### Prompt
Reproduce the line that contains "Extract all readable text from this page." and every line after it through the end of the records, exactly, with nothing added.
┄┄┄┄┄┄┄┄┄┄┄┄┄┄┄┄┄┄┄┄
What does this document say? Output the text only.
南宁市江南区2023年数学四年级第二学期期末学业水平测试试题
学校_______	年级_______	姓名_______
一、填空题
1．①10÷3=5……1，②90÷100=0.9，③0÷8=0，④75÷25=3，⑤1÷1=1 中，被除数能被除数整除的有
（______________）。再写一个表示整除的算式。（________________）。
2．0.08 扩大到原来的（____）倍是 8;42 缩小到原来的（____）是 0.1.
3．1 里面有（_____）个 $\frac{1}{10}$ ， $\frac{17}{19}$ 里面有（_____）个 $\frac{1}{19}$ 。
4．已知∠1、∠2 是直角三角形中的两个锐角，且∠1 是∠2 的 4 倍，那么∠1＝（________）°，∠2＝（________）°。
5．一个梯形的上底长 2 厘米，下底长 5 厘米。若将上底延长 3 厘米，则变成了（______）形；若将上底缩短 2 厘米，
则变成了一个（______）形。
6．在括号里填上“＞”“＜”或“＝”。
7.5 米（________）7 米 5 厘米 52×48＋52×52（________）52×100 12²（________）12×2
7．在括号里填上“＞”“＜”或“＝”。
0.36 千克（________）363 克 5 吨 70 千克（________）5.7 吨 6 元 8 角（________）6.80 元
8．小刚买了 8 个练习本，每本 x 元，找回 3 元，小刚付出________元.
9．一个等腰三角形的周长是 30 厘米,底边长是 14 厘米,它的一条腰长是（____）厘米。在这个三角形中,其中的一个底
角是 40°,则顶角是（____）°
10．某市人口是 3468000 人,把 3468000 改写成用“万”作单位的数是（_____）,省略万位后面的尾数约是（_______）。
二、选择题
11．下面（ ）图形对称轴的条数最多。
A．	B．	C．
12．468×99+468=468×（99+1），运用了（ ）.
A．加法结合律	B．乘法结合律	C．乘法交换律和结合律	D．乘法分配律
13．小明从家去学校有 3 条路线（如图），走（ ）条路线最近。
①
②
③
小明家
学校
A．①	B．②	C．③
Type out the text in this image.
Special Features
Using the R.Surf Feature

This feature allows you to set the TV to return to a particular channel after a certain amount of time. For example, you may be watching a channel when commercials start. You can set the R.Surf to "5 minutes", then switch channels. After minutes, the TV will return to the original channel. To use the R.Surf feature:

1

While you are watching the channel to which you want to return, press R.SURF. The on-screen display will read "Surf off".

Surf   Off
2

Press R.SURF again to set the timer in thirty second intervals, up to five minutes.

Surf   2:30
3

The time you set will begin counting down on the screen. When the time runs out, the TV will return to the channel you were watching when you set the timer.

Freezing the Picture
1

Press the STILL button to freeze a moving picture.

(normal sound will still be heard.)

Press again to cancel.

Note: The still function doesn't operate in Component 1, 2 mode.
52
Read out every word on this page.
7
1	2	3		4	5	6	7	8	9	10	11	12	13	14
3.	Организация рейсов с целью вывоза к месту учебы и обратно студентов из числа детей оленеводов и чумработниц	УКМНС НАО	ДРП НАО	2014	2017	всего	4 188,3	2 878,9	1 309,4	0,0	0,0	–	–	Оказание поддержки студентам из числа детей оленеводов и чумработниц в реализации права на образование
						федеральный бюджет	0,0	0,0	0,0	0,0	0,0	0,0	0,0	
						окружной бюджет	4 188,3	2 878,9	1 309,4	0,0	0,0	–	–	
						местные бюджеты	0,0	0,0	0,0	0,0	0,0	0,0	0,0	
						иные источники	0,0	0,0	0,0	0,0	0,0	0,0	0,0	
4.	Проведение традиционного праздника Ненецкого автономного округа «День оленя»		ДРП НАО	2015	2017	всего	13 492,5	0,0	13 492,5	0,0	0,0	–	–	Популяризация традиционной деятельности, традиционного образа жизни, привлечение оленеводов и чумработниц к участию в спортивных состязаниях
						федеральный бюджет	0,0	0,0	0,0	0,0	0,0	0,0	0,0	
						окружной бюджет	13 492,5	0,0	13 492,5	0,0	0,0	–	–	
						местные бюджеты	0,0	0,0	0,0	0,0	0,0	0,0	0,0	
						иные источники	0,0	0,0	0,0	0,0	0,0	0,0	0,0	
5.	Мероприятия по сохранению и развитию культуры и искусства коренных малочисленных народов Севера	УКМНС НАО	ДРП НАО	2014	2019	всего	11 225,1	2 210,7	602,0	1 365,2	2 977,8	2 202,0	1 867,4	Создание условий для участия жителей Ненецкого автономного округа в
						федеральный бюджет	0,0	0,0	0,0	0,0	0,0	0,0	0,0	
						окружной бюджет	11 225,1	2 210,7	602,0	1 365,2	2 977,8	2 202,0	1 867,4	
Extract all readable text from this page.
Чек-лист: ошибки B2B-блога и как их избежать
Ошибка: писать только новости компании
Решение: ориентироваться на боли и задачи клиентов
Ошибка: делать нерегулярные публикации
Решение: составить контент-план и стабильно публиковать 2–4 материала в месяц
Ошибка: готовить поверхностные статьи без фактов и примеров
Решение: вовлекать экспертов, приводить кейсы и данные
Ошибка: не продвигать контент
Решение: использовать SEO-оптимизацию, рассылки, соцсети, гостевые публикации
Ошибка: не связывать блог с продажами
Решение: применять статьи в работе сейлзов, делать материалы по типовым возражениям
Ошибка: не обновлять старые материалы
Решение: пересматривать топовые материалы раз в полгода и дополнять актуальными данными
┄┄┄┄┄┄┄┄┄┄┄┄┄┄┄┄┄┄┄┄
### Response to the task
Extract all readable text from this page.
Чек-лист: ошибки B2B-блога и как их избежать
Ошибка: писать только новости компании
Решение: ориентироваться на боли и задачи клиентов
Ошибка: делать нерегулярные публикации
Решение: составить контент-план и стабильно публиковать 2–4 материала в месяц
Ошибка: готовить поверхностные статьи без фактов и примеров
Решение: вовлекать экспертов, приводить кейсы и данные
Ошибка: не продвигать контент
Решение: использовать SEO-оптимизацию, рассылки, соцсети, гостевые публикации
Ошибка: не связывать блог с продажами
Решение: применять статьи в работе сейлзов, делать материалы по типовым возражениям
Ошибка: не обновлять старые материалы
Решение: пересматривать топовые материалы раз в полгода и дополнять актуальными данными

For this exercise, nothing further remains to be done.